● What needs to be done
Where does the string "gang" appear? Copy every line of the entries below that holds it.

Some records
★ ★ ★

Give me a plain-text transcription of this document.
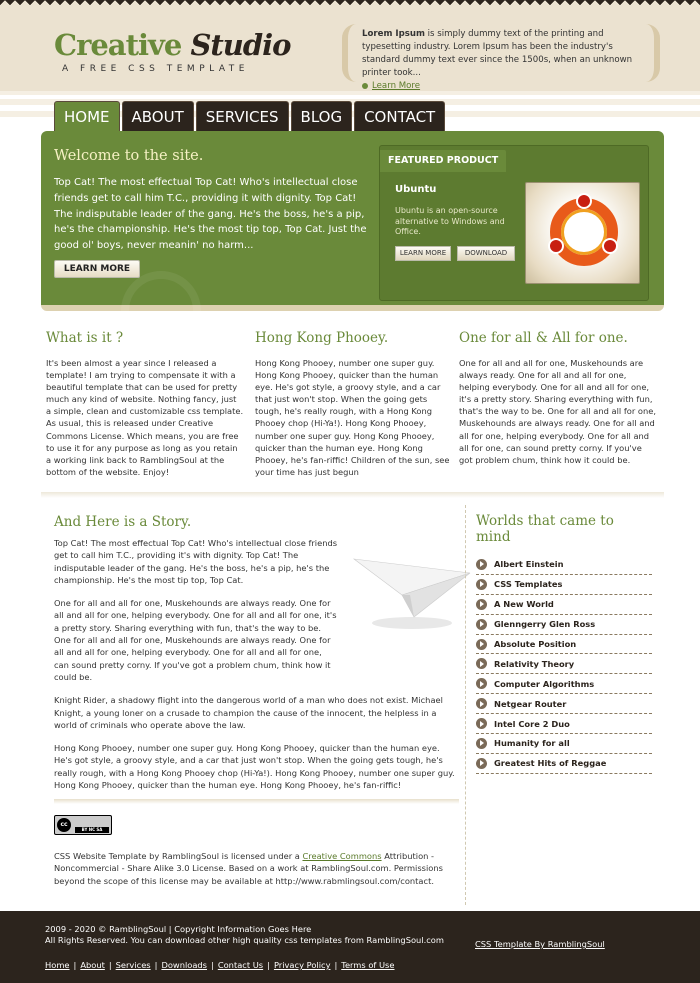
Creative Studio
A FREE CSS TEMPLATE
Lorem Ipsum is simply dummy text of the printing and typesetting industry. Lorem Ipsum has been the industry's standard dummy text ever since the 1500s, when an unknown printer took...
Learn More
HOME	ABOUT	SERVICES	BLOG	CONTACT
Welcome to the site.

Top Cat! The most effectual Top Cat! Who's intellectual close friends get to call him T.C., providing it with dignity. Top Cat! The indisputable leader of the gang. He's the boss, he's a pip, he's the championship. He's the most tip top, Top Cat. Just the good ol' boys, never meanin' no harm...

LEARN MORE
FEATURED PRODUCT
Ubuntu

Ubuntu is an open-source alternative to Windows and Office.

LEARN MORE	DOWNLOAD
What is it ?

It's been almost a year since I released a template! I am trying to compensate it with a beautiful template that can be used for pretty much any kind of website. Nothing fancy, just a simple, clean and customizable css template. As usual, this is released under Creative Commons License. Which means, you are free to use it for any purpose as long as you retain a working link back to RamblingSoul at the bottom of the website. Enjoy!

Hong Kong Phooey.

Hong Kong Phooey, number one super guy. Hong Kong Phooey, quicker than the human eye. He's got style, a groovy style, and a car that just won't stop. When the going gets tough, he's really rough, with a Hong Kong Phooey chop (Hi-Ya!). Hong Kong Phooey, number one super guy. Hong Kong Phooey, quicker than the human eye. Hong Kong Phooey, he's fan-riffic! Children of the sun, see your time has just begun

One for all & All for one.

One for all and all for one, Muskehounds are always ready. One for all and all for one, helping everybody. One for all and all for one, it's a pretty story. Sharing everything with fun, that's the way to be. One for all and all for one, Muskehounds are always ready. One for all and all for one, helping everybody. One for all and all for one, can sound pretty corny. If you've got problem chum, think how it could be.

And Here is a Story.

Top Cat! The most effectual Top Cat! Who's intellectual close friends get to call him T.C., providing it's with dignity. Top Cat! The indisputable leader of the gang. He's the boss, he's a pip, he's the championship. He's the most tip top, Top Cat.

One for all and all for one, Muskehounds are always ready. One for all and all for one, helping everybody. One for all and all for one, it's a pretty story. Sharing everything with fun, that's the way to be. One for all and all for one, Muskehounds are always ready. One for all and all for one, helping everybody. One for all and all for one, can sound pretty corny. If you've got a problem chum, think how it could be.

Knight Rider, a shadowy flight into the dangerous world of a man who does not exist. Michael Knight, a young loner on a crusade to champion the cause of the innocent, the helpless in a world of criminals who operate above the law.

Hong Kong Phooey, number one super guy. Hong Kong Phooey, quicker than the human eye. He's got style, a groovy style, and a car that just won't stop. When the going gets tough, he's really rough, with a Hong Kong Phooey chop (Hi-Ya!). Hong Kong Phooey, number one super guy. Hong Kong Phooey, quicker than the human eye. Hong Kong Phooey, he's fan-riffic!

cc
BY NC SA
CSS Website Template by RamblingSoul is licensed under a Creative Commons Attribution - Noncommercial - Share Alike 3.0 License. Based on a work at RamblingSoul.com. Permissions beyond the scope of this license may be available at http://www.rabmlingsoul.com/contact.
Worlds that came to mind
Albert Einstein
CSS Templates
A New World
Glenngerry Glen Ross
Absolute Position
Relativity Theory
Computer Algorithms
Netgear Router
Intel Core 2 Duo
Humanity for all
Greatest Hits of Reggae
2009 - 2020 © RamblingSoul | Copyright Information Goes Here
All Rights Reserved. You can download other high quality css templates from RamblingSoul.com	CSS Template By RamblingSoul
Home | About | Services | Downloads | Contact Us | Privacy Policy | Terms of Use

★ ★ ★

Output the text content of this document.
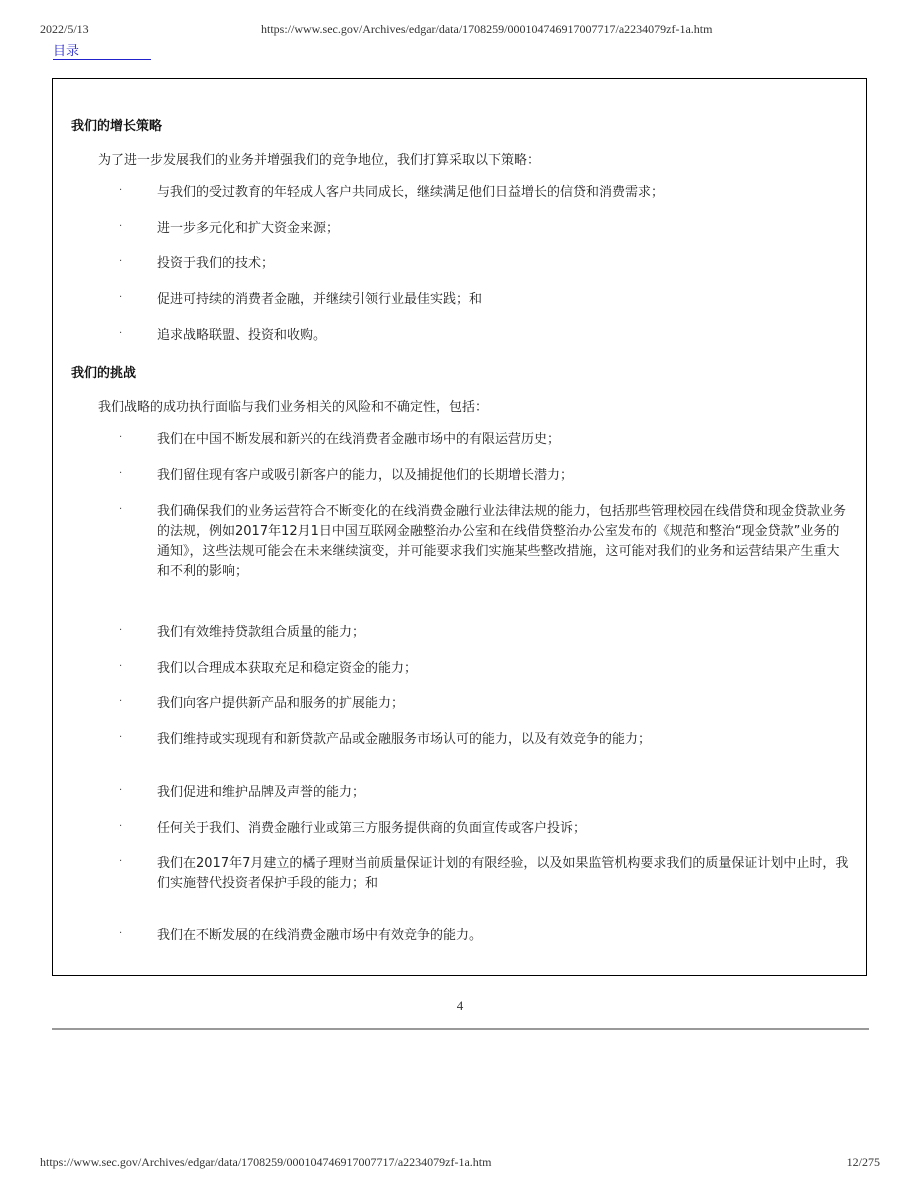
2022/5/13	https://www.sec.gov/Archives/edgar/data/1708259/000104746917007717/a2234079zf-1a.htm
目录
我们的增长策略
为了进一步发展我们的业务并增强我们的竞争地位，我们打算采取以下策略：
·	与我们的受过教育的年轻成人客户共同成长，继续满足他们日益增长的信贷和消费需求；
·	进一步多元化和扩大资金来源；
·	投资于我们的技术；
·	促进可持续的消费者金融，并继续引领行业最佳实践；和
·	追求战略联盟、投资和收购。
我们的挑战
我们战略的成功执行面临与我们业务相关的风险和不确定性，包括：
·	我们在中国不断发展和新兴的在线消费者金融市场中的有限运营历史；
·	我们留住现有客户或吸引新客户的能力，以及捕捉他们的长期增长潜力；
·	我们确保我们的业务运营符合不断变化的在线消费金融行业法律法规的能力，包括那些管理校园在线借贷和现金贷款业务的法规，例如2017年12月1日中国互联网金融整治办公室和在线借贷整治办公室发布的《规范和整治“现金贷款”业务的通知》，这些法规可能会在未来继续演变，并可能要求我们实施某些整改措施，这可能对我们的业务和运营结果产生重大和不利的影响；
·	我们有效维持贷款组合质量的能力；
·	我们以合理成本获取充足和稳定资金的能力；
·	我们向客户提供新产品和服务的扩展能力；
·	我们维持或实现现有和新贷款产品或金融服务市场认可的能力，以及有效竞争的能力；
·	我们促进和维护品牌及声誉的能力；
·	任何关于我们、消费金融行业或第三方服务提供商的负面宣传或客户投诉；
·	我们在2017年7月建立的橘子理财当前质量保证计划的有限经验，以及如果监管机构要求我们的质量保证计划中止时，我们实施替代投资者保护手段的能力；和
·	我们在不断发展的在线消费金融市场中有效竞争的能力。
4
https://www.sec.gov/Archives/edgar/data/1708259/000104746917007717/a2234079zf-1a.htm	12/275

★ ★ ★

● Written response
Top Cat! The most effectual Top Cat! Who's intellectual close friends get to call him T.C., providing it with dignity. Top Cat! The indisputable leader of the gang. He's the boss, he's a pip, he's the championship. He's the most tip top, Top Cat. Just the good ol' boys, never meanin' no harm...
Top Cat! The most effectual Top Cat! Who's intellectual close friends get to call him T.C., providing it's with dignity. Top Cat! The indisputable leader of the gang. He's the boss, he's a pip, he's the championship. He's the most tip top, Top Cat.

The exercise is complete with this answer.